▶
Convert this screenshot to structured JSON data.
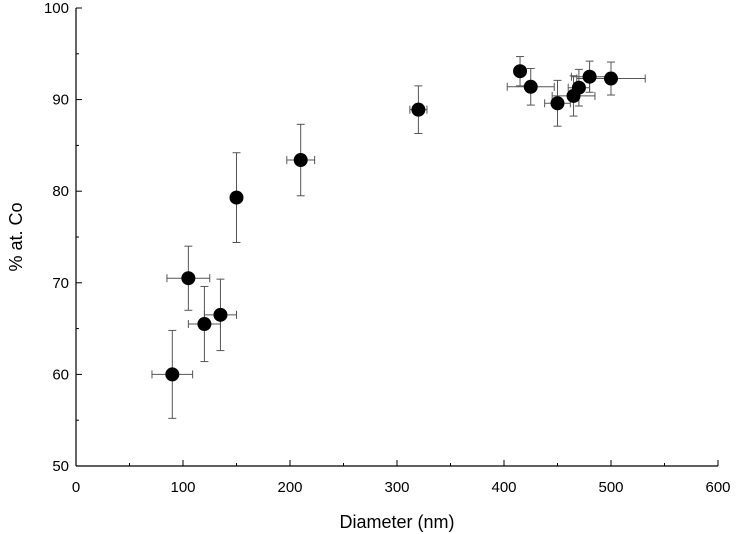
{
  "chart_data": {
    "type": "scatter",
    "title": "",
    "xlabel": "Diameter (nm)",
    "ylabel": "% at. Co",
    "xlim": [
      0,
      600
    ],
    "ylim": [
      50,
      100
    ],
    "x_ticks": [
      0,
      100,
      200,
      300,
      400,
      500,
      600
    ],
    "y_ticks": [
      50,
      60,
      70,
      80,
      90,
      100
    ],
    "x_tick_labels": [
      "0",
      "100",
      "200",
      "300",
      "400",
      "500",
      "600"
    ],
    "y_tick_labels": [
      "50",
      "60",
      "70",
      "80",
      "90",
      "100"
    ],
    "grid": false,
    "legend": "none",
    "marker_color": "#000000",
    "errorbar_color": "#555555",
    "points": [
      {
        "x": 90,
        "y": 60.0,
        "xerr": 19,
        "yerr": 4.8
      },
      {
        "x": 105,
        "y": 70.5,
        "xerr": 20,
        "yerr": 3.5
      },
      {
        "x": 120,
        "y": 65.5,
        "xerr": 15,
        "yerr": 4.1
      },
      {
        "x": 135,
        "y": 66.5,
        "xerr": 15,
        "yerr": 3.9
      },
      {
        "x": 150,
        "y": 79.3,
        "xerr": 0,
        "yerr": 4.9
      },
      {
        "x": 210,
        "y": 83.4,
        "xerr": 13,
        "yerr": 3.9
      },
      {
        "x": 320,
        "y": 88.9,
        "xerr": 8,
        "yerr": 2.6
      },
      {
        "x": 415,
        "y": 93.1,
        "xerr": 0,
        "yerr": 1.6
      },
      {
        "x": 425,
        "y": 91.4,
        "xerr": 22,
        "yerr": 2.0
      },
      {
        "x": 450,
        "y": 89.6,
        "xerr": 12,
        "yerr": 2.5
      },
      {
        "x": 465,
        "y": 90.4,
        "xerr": 20,
        "yerr": 2.2
      },
      {
        "x": 470,
        "y": 91.3,
        "xerr": 10,
        "yerr": 2.0
      },
      {
        "x": 480,
        "y": 92.5,
        "xerr": 17,
        "yerr": 1.7
      },
      {
        "x": 500,
        "y": 92.3,
        "xerr": 32,
        "yerr": 1.8
      }
    ]
  }
}
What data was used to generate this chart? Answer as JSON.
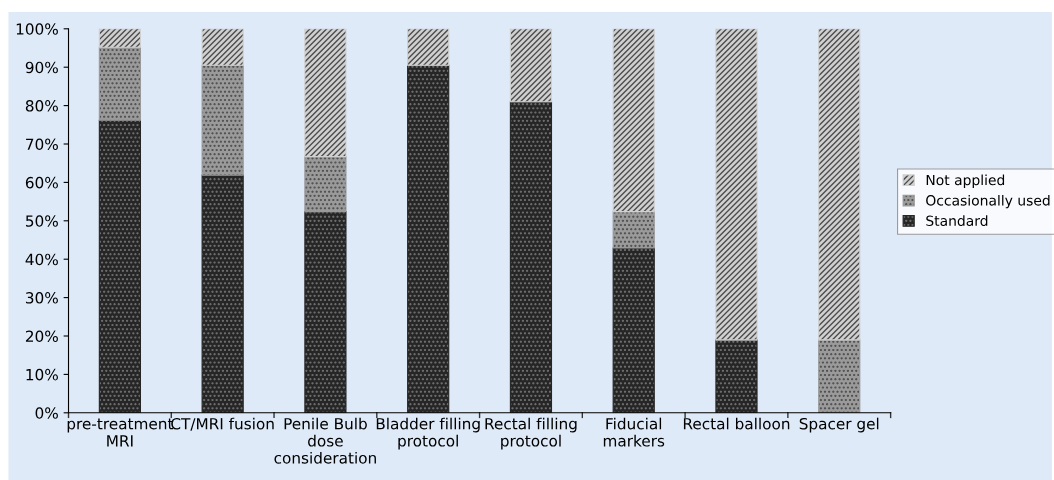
{
  "chart_data": {
    "type": "bar",
    "stacked": true,
    "categories": [
      "pre-treatment\nMRI",
      "CT/MRI fusion",
      "Penile Bulb\ndose\nconsideration",
      "Bladder filling\nprotocol",
      "Rectal filling\nprotocol",
      "Fiducial\nmarkers",
      "Rectal balloon",
      "Spacer gel"
    ],
    "series": [
      {
        "name": "Standard",
        "color": "#262626",
        "values": [
          76.2,
          61.9,
          52.4,
          90.5,
          81.0,
          42.9,
          19.0,
          0
        ]
      },
      {
        "name": "Occasionally used",
        "color": "#9a9a9a",
        "values": [
          19.0,
          28.6,
          14.3,
          0,
          0,
          9.5,
          0,
          19.0
        ]
      },
      {
        "name": "Not applied",
        "color": "#d0d0d0",
        "values": [
          4.8,
          9.5,
          33.3,
          9.5,
          19.0,
          47.6,
          81.0,
          81.0
        ]
      }
    ],
    "ylim": [
      0,
      100
    ],
    "yticks": [
      {
        "value": 0,
        "label": "0%"
      },
      {
        "value": 10,
        "label": "10%"
      },
      {
        "value": 20,
        "label": "20%"
      },
      {
        "value": 30,
        "label": "30%"
      },
      {
        "value": 40,
        "label": "40%"
      },
      {
        "value": 50,
        "label": "50%"
      },
      {
        "value": 60,
        "label": "60%"
      },
      {
        "value": 70,
        "label": "70%"
      },
      {
        "value": 80,
        "label": "80%"
      },
      {
        "value": 90,
        "label": "90%"
      },
      {
        "value": 100,
        "label": "100%"
      }
    ],
    "grid": false,
    "legend": "right"
  }
}
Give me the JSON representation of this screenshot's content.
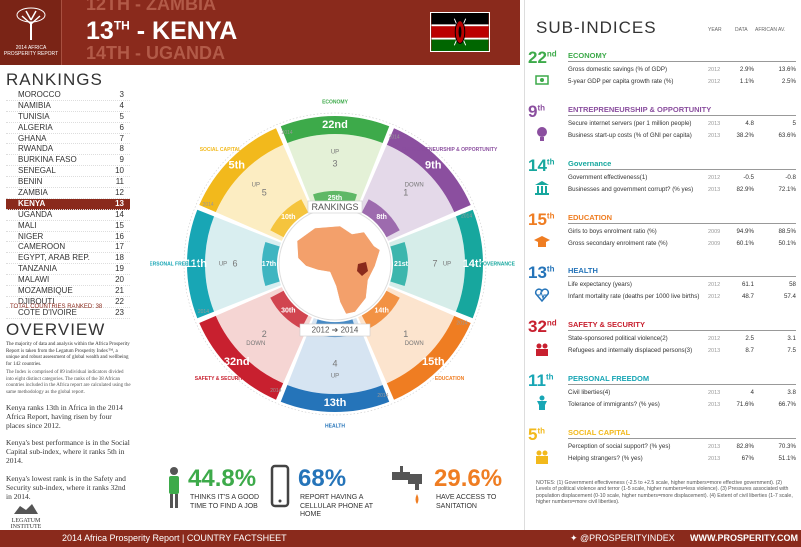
{
  "header": {
    "logo_text": "2014 AFRICA PROSPERITY REPORT",
    "ghost_top": "12TH - ZAMBIA",
    "rank_num": "13",
    "rank_sup": "TH",
    "country": "- KENYA",
    "ghost_bottom": "14TH - UGANDA"
  },
  "rankings": {
    "title": "RANKINGS",
    "rows": [
      {
        "name": "MOROCCO",
        "rank": "3"
      },
      {
        "name": "NAMIBIA",
        "rank": "4"
      },
      {
        "name": "TUNISIA",
        "rank": "5"
      },
      {
        "name": "ALGERIA",
        "rank": "6"
      },
      {
        "name": "GHANA",
        "rank": "7"
      },
      {
        "name": "RWANDA",
        "rank": "8"
      },
      {
        "name": "BURKINA FASO",
        "rank": "9"
      },
      {
        "name": "SENEGAL",
        "rank": "10"
      },
      {
        "name": "BENIN",
        "rank": "11"
      },
      {
        "name": "ZAMBIA",
        "rank": "12"
      },
      {
        "name": "KENYA",
        "rank": "13"
      },
      {
        "name": "UGANDA",
        "rank": "14"
      },
      {
        "name": "MALI",
        "rank": "15"
      },
      {
        "name": "NIGER",
        "rank": "16"
      },
      {
        "name": "CAMEROON",
        "rank": "17"
      },
      {
        "name": "EGYPT, ARAB REP.",
        "rank": "18"
      },
      {
        "name": "TANZANIA",
        "rank": "19"
      },
      {
        "name": "MALAWI",
        "rank": "20"
      },
      {
        "name": "MOZAMBIQUE",
        "rank": "21"
      },
      {
        "name": "DJIBOUTI",
        "rank": "22"
      },
      {
        "name": "COTE D'IVOIRE",
        "rank": "23"
      }
    ],
    "total": "TOTAL COUNTRIES RANKED: 38"
  },
  "overview": {
    "title": "OVERVIEW",
    "p1": "The majority of data and analysis within the Africa Prosperity Report is taken from the Legatum Prosperity Index™, a unique and robust assessment of global wealth and wellbeing for 142 countries.",
    "p2": "The Index is comprised of 89 individual indicators divided into eight distinct categories. The ranks of the 38 African countries included in the Africa report are calculated using the same methodology as the global report.",
    "p3": "Kenya ranks 13th in Africa in the 2014 Africa Report, having risen by four places since 2012.",
    "p4": "Kenya's best performance is in the Social Capital sub-index, where it ranks 5th in 2014.",
    "p5": "Kenya's lowest rank is in the Safety and Security sub-index, where it ranks 32nd in 2014.",
    "legatum": "LEGATUM INSTITUTE"
  },
  "wheel": {
    "center_title": "RANKINGS",
    "center_years": "2012 ➔ 2014",
    "segments": [
      {
        "key": "economy",
        "name": "ECONOMY",
        "color": "#3daa4a",
        "light": "#d8ebc6",
        "r2014": "22nd",
        "r2012": "25th",
        "dir": "UP",
        "change": "3"
      },
      {
        "key": "entre",
        "name": "ENTREPRENEURSHIP & OPPORTUNITY",
        "color": "#8b4f9f",
        "light": "#d9c9e0",
        "r2014": "9th",
        "r2012": "8th",
        "dir": "DOWN",
        "change": "1"
      },
      {
        "key": "gov",
        "name": "GOVERNANCE",
        "color": "#17a79e",
        "light": "#c5e5e0",
        "r2014": "14th",
        "r2012": "21st",
        "dir": "UP",
        "change": "7"
      },
      {
        "key": "edu",
        "name": "EDUCATION",
        "color": "#ef7d22",
        "light": "#fbd9b9",
        "r2014": "15th",
        "r2012": "14th",
        "dir": "DOWN",
        "change": "1"
      },
      {
        "key": "health",
        "name": "HEALTH",
        "color": "#2574b9",
        "light": "#c4d8ec",
        "r2014": "13th",
        "r2012": "17th",
        "dir": "UP",
        "change": "4"
      },
      {
        "key": "safety",
        "name": "SAFETY & SECURITY",
        "color": "#c8202f",
        "light": "#f1c3c0",
        "r2014": "32nd",
        "r2012": "30th",
        "dir": "DOWN",
        "change": "2"
      },
      {
        "key": "freedom",
        "name": "PERSONAL FREEDOM",
        "color": "#18a6b5",
        "light": "#c9e7ea",
        "r2014": "11th",
        "r2012": "17th",
        "dir": "UP",
        "change": "6"
      },
      {
        "key": "social",
        "name": "SOCIAL CAPITAL",
        "color": "#f2b91c",
        "light": "#fbe6a8",
        "r2014": "5th",
        "r2012": "10th",
        "dir": "UP",
        "change": "5"
      }
    ],
    "year_labels": "2014"
  },
  "stats": [
    {
      "value": "44.8%",
      "text": "THINKS IT'S A GOOD TIME TO FIND A JOB",
      "color": "#3daa4a"
    },
    {
      "value": "68%",
      "text": "REPORT HAVING A CELLULAR PHONE AT HOME",
      "color": "#2574b9"
    },
    {
      "value": "29.6%",
      "text": "HAVE ACCESS TO SANITATION",
      "color": "#ef7d22"
    }
  ],
  "footer": {
    "left": "2014 Africa Prosperity Report | COUNTRY FACTSHEET",
    "twitter": "@PROSPERITYINDEX",
    "web": "WWW.PROSPERITY.COM"
  },
  "sub": {
    "title": "SUB-INDICES",
    "col_year": "YEAR",
    "col_data": "DATA",
    "col_af": "AFRICAN AV.",
    "sections": [
      {
        "rank": "22",
        "sup": "nd",
        "name": "ECONOMY",
        "color": "#3daa4a",
        "icon": "money-icon",
        "rows": [
          {
            "nm": "Gross domestic savings (% of GDP)",
            "yr": "2012",
            "dt": "2.9%",
            "af": "13.6%"
          },
          {
            "nm": "5-year GDP per capita growth rate (%)",
            "yr": "2012",
            "dt": "1.1%",
            "af": "2.5%"
          }
        ]
      },
      {
        "rank": "9",
        "sup": "th",
        "name": "ENTREPRENEURSHIP & OPPORTUNITY",
        "color": "#8b4f9f",
        "icon": "lightbulb-icon",
        "rows": [
          {
            "nm": "Secure internet servers (per 1 million people)",
            "yr": "2013",
            "dt": "4.8",
            "af": "5"
          },
          {
            "nm": "Business start-up costs (% of GNI per capita)",
            "yr": "2013",
            "dt": "38.2%",
            "af": "63.6%"
          }
        ]
      },
      {
        "rank": "14",
        "sup": "th",
        "name": "Governance",
        "color": "#17a79e",
        "icon": "government-building-icon",
        "rows": [
          {
            "nm": "Government effectiveness(1)",
            "yr": "2012",
            "dt": "-0.5",
            "af": "-0.8"
          },
          {
            "nm": "Businesses and government corrupt? (% yes)",
            "yr": "2013",
            "dt": "82.9%",
            "af": "72.1%"
          }
        ]
      },
      {
        "rank": "15",
        "sup": "th",
        "name": "EDUCATION",
        "color": "#ef7d22",
        "icon": "graduation-cap-icon",
        "rows": [
          {
            "nm": "Girls to boys enrolment ratio (%)",
            "yr": "2009",
            "dt": "94.9%",
            "af": "88.5%"
          },
          {
            "nm": "Gross secondary enrolment rate (%)",
            "yr": "2009",
            "dt": "60.1%",
            "af": "50.1%"
          }
        ]
      },
      {
        "rank": "13",
        "sup": "th",
        "name": "HEALTH",
        "color": "#2574b9",
        "icon": "heartbeat-icon",
        "rows": [
          {
            "nm": "Life expectancy (years)",
            "yr": "2012",
            "dt": "61.1",
            "af": "58"
          },
          {
            "nm": "Infant mortality rate (deaths per 1000 live births)",
            "yr": "2012",
            "dt": "48.7",
            "af": "57.4"
          }
        ]
      },
      {
        "rank": "32",
        "sup": "nd",
        "name": "SAFETY & SECURITY",
        "color": "#c8202f",
        "icon": "shield-icon",
        "rows": [
          {
            "nm": "State-sponsored political violence(2)",
            "yr": "2012",
            "dt": "2.5",
            "af": "3.1"
          },
          {
            "nm": "Refugees and internally displaced persons(3)",
            "yr": "2013",
            "dt": "8.7",
            "af": "7.5"
          }
        ]
      },
      {
        "rank": "11",
        "sup": "th",
        "name": "PERSONAL FREEDOM",
        "color": "#18a6b5",
        "icon": "person-icon",
        "rows": [
          {
            "nm": "Civil liberties(4)",
            "yr": "2013",
            "dt": "4",
            "af": "3.8"
          },
          {
            "nm": "Tolerance of immigrants? (% yes)",
            "yr": "2013",
            "dt": "71.6%",
            "af": "66.7%"
          }
        ]
      },
      {
        "rank": "5",
        "sup": "th",
        "name": "SOCIAL CAPITAL",
        "color": "#f2b91c",
        "icon": "people-icon",
        "rows": [
          {
            "nm": "Perception of social support? (% yes)",
            "yr": "2013",
            "dt": "82.8%",
            "af": "70.3%"
          },
          {
            "nm": "Helping strangers? (% yes)",
            "yr": "2013",
            "dt": "67%",
            "af": "51.1%"
          }
        ]
      }
    ],
    "notes": "NOTES: (1) Government effectiveness (-2.5 to +2.5 scale, higher numbers=more effective government). (2) Levels of political violence and terror (1-5 scale, higher numbers=less violence). (3) Pressures associated with population displacement (0-10 scale, higher numbers=more displacement). (4) Extent of civil liberties (1-7 scale, higher numbers=more civil liberties)."
  }
}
◀
◆ **Challenge**:
How many lines of the listing include the string "icon"? Answer with the number alone.

◆ **Answer below**:
8